Could you repeat, word for word, every line from the one containing "What text is on this page?" through the final line of the records below, and nothing else?

▶ **RECORDS PROVIDED**:

====================

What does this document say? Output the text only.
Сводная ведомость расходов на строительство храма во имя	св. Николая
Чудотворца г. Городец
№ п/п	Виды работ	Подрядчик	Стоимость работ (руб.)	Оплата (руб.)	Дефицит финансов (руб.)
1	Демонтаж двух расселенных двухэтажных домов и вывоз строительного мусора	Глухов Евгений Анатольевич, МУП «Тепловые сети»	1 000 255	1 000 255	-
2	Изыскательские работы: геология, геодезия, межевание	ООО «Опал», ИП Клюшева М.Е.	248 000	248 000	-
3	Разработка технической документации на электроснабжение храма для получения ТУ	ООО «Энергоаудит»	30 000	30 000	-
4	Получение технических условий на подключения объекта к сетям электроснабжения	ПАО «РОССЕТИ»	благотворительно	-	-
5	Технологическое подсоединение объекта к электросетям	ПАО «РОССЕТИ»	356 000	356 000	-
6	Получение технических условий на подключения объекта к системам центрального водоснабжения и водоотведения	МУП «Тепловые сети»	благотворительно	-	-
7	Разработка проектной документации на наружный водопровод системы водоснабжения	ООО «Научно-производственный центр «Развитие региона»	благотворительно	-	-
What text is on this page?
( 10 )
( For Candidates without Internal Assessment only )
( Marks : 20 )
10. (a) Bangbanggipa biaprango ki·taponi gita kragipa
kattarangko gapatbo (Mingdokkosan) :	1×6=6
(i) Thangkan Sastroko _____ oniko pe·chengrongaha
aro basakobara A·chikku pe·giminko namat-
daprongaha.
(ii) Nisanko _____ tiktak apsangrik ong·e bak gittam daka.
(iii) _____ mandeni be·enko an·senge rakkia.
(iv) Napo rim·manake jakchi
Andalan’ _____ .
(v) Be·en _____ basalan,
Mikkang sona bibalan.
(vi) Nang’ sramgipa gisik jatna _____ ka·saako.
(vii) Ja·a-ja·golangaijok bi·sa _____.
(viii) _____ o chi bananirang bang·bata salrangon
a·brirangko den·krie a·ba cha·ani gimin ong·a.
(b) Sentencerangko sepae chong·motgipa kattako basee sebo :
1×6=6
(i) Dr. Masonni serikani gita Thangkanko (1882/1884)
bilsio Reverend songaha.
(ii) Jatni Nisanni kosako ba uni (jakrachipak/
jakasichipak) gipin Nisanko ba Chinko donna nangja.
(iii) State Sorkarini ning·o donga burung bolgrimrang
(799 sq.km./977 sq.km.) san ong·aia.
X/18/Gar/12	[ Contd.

====================

▶ **WORKED ANSWER**:
What text is on this page?
( 10 )
( For Candidates without Internal Assessment only )
( Marks : 20 )
10. (a) Bangbanggipa biaprango ki·taponi gita kragipa
kattarangko gapatbo (Mingdokkosan) :	1×6=6
(i) Thangkan Sastroko _____ oniko pe·chengrongaha
aro basakobara A·chikku pe·giminko namat-
daprongaha.
(ii) Nisanko _____ tiktak apsangrik ong·e bak gittam daka.
(iii) _____ mandeni be·enko an·senge rakkia.
(iv) Napo rim·manake jakchi
Andalan’ _____ .
(v) Be·en _____ basalan,
Mikkang sona bibalan.
(vi) Nang’ sramgipa gisik jatna _____ ka·saako.
(vii) Ja·a-ja·golangaijok bi·sa _____.
(viii) _____ o chi bananirang bang·bata salrangon
a·brirangko den·krie a·ba cha·ani gimin ong·a.
(b) Sentencerangko sepae chong·motgipa kattako basee sebo :
1×6=6
(i) Dr. Masonni serikani gita Thangkanko (1882/1884)
bilsio Reverend songaha.
(ii) Jatni Nisanni kosako ba uni (jakrachipak/
jakasichipak) gipin Nisanko ba Chinko donna nangja.
(iii) State Sorkarini ning·o donga burung bolgrimrang
(799 sq.km./977 sq.km.) san ong·aia.
X/18/Gar/12	[ Contd.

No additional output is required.